Extracted records —
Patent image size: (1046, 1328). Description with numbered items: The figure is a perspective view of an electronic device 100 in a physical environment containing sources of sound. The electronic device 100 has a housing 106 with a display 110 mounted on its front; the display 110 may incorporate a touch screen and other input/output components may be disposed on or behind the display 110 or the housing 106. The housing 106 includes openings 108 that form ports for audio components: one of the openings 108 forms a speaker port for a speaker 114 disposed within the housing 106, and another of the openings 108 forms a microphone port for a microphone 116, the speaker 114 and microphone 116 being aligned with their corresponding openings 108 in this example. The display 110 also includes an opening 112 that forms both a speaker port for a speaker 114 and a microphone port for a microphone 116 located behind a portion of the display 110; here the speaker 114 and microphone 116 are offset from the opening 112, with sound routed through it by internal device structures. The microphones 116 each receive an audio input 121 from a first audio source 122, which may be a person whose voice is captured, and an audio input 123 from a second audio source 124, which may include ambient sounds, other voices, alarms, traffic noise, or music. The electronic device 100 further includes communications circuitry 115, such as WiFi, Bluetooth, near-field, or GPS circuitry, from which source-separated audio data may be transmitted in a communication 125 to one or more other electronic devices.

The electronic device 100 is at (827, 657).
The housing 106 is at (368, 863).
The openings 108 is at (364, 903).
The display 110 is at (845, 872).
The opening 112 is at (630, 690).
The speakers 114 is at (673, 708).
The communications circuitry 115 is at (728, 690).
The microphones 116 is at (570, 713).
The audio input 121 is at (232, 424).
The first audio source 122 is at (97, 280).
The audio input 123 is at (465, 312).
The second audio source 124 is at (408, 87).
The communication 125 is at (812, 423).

Requirement — Rewrite each line of the data above as a numbered list, leaving out any blank lines.

Result below —
1. Patent image size: (1046, 1328). Description with numbered items: The figure is a perspective view of an electronic device 100 in a physical environment containing sources of sound. The electronic device 100 has a housing 106 with a display 110 mounted on its front; the display 110 may incorporate a touch screen and other input/output components may be disposed on or behind the display 110 or the housing 106. The housing 106 includes openings 108 that form ports for audio components: one of the openings 108 forms a speaker port for a speaker 114 disposed within the housing 106, and another of the openings 108 forms a microphone port for a microphone 116, the speaker 114 and microphone 116 being aligned with their corresponding openings 108 in this example. The display 110 also includes an opening 112 that forms both a speaker port for a speaker 114 and a microphone port for a microphone 116 located behind a portion of the display 110; here the speaker 114 and microphone 116 are offset from the opening 112, with sound routed through it by internal device structures. The microphones 116 each receive an audio input 121 from a first audio source 122, which may be a person whose voice is captured, and an audio input 123 from a second audio source 124, which may include ambient sounds, other voices, alarms, traffic noise, or music. The electronic device 100 further includes communications circuitry 115, such as WiFi, Bluetooth, near-field, or GPS circuitry, from which source-separated audio data may be transmitted in a communication 125 to one or more other electronic devices.
2. The electronic device 100 is at (827, 657).
3. The housing 106 is at (368, 863).
4. The openings 108 is at (364, 903).
5. The display 110 is at (845, 872).
6. The opening 112 is at (630, 690).
7. The speakers 114 is at (673, 708).
8. The communications circuitry 115 is at (728, 690).
9. The microphones 116 is at (570, 713).
10. The audio input 121 is at (232, 424).
11. The first audio source 122 is at (97, 280).
12. The audio input 123 is at (465, 312).
13. The second audio source 124 is at (408, 87).
14. The communication 125 is at (812, 423).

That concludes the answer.